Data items

━━━━

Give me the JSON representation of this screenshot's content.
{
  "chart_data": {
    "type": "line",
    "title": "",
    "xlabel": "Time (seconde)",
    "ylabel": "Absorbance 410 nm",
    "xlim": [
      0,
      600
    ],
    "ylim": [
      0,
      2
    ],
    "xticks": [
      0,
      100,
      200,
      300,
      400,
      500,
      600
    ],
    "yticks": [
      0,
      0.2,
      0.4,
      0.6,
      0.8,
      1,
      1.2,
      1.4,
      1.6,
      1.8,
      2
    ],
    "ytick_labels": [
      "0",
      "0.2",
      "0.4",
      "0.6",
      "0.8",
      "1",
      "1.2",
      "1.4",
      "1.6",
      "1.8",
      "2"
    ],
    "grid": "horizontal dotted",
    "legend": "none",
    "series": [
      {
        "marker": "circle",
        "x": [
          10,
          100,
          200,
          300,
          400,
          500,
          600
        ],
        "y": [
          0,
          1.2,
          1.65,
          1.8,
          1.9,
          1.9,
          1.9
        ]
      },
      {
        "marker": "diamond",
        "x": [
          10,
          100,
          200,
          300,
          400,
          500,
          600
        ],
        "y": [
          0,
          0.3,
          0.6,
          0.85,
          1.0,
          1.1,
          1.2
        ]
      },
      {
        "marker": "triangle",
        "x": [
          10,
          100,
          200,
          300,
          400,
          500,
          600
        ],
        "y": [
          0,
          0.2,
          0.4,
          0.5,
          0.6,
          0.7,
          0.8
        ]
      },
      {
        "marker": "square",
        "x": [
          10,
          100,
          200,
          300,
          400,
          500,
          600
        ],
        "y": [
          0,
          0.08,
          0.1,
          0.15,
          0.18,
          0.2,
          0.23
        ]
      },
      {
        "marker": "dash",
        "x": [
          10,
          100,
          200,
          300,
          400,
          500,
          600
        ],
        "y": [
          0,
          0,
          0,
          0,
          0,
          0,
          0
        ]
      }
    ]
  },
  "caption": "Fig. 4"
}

━━━━

* Task:
Every record shown above should be written out again exactly.

* The reply:
Give me the JSON representation of this screenshot's content.
{
  "chart_data": {
    "type": "line",
    "title": "",
    "xlabel": "Time (seconde)",
    "ylabel": "Absorbance 410 nm",
    "xlim": [
      0,
      600
    ],
    "ylim": [
      0,
      2
    ],
    "xticks": [
      0,
      100,
      200,
      300,
      400,
      500,
      600
    ],
    "yticks": [
      0,
      0.2,
      0.4,
      0.6,
      0.8,
      1,
      1.2,
      1.4,
      1.6,
      1.8,
      2
    ],
    "ytick_labels": [
      "0",
      "0.2",
      "0.4",
      "0.6",
      "0.8",
      "1",
      "1.2",
      "1.4",
      "1.6",
      "1.8",
      "2"
    ],
    "grid": "horizontal dotted",
    "legend": "none",
    "series": [
      {
        "marker": "circle",
        "x": [
          10,
          100,
          200,
          300,
          400,
          500,
          600
        ],
        "y": [
          0,
          1.2,
          1.65,
          1.8,
          1.9,
          1.9,
          1.9
        ]
      },
      {
        "marker": "diamond",
        "x": [
          10,
          100,
          200,
          300,
          400,
          500,
          600
        ],
        "y": [
          0,
          0.3,
          0.6,
          0.85,
          1.0,
          1.1,
          1.2
        ]
      },
      {
        "marker": "triangle",
        "x": [
          10,
          100,
          200,
          300,
          400,
          500,
          600
        ],
        "y": [
          0,
          0.2,
          0.4,
          0.5,
          0.6,
          0.7,
          0.8
        ]
      },
      {
        "marker": "square",
        "x": [
          10,
          100,
          200,
          300,
          400,
          500,
          600
        ],
        "y": [
          0,
          0.08,
          0.1,
          0.15,
          0.18,
          0.2,
          0.23
        ]
      },
      {
        "marker": "dash",
        "x": [
          10,
          100,
          200,
          300,
          400,
          500,
          600
        ],
        "y": [
          0,
          0,
          0,
          0,
          0,
          0,
          0
        ]
      }
    ]
  },
  "caption": "Fig. 4"
}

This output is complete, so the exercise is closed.